- GIVEN TASK:
What is the number of lines holding the word "dolore"? Write that number and nothing else.

--------------------

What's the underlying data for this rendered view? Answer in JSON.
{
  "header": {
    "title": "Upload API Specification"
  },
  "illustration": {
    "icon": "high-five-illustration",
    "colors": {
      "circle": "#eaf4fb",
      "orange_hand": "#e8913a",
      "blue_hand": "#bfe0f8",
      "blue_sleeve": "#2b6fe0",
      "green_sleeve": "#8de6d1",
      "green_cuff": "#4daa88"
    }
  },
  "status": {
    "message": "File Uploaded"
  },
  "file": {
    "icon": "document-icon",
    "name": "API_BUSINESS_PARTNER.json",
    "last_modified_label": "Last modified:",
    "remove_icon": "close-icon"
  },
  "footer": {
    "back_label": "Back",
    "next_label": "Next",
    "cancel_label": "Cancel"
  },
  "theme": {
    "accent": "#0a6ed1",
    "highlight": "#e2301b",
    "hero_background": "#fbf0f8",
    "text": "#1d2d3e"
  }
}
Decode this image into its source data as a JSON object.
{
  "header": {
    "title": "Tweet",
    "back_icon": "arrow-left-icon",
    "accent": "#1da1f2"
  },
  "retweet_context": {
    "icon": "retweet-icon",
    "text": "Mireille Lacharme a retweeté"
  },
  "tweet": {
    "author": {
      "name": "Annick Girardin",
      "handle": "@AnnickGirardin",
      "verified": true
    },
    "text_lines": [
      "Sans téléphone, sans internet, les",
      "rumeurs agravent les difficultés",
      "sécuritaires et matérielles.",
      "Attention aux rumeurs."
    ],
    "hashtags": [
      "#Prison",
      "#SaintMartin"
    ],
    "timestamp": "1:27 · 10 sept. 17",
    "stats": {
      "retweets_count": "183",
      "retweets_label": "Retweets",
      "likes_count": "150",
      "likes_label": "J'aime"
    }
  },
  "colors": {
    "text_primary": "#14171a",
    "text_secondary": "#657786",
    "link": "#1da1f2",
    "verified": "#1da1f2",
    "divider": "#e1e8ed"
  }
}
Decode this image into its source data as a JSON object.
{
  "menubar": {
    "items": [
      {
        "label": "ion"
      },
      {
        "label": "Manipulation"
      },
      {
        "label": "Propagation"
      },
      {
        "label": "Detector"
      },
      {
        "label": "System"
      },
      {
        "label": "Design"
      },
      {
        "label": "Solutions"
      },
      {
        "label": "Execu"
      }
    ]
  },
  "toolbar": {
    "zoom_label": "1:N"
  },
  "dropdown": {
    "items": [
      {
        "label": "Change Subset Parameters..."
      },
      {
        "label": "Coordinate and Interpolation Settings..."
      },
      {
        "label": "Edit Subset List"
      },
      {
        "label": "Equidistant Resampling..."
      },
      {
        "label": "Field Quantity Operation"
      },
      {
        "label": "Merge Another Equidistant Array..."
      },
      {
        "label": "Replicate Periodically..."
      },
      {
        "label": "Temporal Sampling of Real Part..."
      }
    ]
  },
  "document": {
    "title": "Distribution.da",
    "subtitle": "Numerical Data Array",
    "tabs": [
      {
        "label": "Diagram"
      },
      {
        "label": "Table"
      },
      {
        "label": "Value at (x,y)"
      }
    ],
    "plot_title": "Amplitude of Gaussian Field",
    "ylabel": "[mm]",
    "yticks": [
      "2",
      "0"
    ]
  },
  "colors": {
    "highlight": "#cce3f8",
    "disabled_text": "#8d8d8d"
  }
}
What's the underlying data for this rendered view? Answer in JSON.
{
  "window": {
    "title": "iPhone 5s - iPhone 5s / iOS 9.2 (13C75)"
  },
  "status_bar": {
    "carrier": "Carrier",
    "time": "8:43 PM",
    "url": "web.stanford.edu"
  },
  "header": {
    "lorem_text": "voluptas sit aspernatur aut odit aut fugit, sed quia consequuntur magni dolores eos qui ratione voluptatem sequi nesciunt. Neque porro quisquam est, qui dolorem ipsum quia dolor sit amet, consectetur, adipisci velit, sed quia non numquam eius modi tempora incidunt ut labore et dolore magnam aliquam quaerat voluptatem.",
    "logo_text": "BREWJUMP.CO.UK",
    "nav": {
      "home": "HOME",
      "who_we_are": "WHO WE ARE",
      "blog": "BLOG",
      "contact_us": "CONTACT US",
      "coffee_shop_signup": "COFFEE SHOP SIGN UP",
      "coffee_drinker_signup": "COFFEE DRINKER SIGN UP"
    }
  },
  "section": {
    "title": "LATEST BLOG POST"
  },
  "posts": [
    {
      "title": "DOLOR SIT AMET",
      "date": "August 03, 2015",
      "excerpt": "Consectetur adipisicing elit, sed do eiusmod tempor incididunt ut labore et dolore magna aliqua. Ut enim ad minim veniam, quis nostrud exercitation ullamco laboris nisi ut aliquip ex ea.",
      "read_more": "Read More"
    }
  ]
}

--------------------

- RESPONSE FOR THIS EXERCISE:
2